■ Articolo ■
------------
L'altra consiste nell'imparare sia a sopportare pazientemente e con cuore tranquillo la povertà, sia ad usare con moderazione dell'abbondanza.

Colui che decide di usare di questo mondo come se non ne usasse, non solo elimina ogni intemperanza nel bere e nel mangiare, ogni piacere, ogni eccessiva ambizione, ogni orgoglio, ogni scontento importuno, nella casa, nel vestire come nel modo di vivere, ma corregge anche ogni preoccupazione e sentimento che distoglie o impedisce di pensare alla vita celeste, e di ornare la nostra anima con i suoi veri ornamenti. Questo è stato detto molto bene, anticamente, da Catone: là dove ci si cura molto della civetteria, si trascura molto la virtù. Anche il proverbio antico afferma che coloro i quali sono molto occupati a trattare con mollezza il loro corpo e ad ornarlo, non si preoccupano granché della loro anima.

Perciò, sebbene la libertà dei credenti nelle cose esteriori non si debba restringere a certe formule, è tuttavia soggetta a questa legge: essi si permettano soltanto il minimo indispensabile. Al contrario, siano vigilanti nell'eliminare ogni superfluo ed ogni vana abbondanza; non siano intemperanti e si guardino con diligenza dal mutare in impedimenti cose che devono esser loro di aiuto.

5. L'altra regola sarà che i poveri imparino a far a meno con pazienza di quel che manca loro, per paura di esser tormentati da una eccessiva preoccupazione.

Coloro che possono osservare questa moderazione hanno tratto grande profitto alla scuola del Signore. Come, d'altra parte, colui che non ha per nulla approfittato a questa scuola, potrà a fatica avere qualcosa in cui dar prova di essere discepolo di Cristo. A parte il fatto che parecchi altri peccati tengono dietro al desiderio smodato delle cose terrene, avviene quasi sempre che chi sopporta la povertà con impazienza, dà prova del peccato opposto quando è nell'abbondanza. Con questo intendo dire che chi si vergogna di un brutto vestito si glorierà di un vestito prezioso; chi non è contento di un magro pasto, si tormenterà desiderandone uno migliore, non potrà contenersi con sobrietà quando si troverà davanti una tavola ben imbandita, chi non saprà resistere nella condizione di semplice privato, ma ne proverà molestia e vergogna, non potrà trattenersi dall'orgoglio e dalla arroganza se giunge a qualche onore.
------------
■ Dati registrati ■

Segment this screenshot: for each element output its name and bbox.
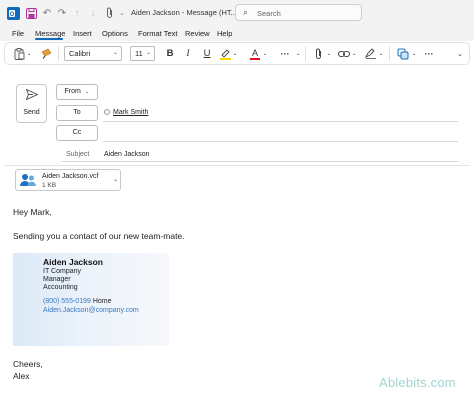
------------
■ Consegne di lavoro ■
A) Riporta dal brano sulla moderazione la parte che si apre con le parole contenenti "Colui che decide" e si chiude con "della loro anima.".
B) Nel brano sulla moderazione, elenca tutte le cose che elimina chi decide di usare di questo mondo come se non ne usasse, cioè quelle che seguono "non solo elimina".

■ Risposte ai compiti ■
A)
Colui che decide di usare di questo mondo come se non ne usasse, non solo elimina ogni intemperanza nel bere e nel mangiare, ogni piacere, ogni eccessiva ambizione, ogni orgoglio, ogni scontento importuno, nella casa, nel vestire come nel modo di vivere, ma corregge anche ogni preoccupazione e sentimento che distoglie o impedisce di pensare alla vita celeste, e di ornare la nostra anima con i suoi veri ornamenti. Questo è stato detto molto bene, anticamente, da Catone: là dove ci si cura molto della civetteria, si trascura molto la virtù. Anche il proverbio antico afferma che coloro i quali sono molto occupati a trattare con mollezza il loro corpo e ad ornarlo, non si preoccupano granché della loro anima.

B)
- ogni intemperanza nel bere e nel mangiare
- ogni piacere
- ogni eccessiva ambizione
- ogni orgoglio
- ogni scontento importuno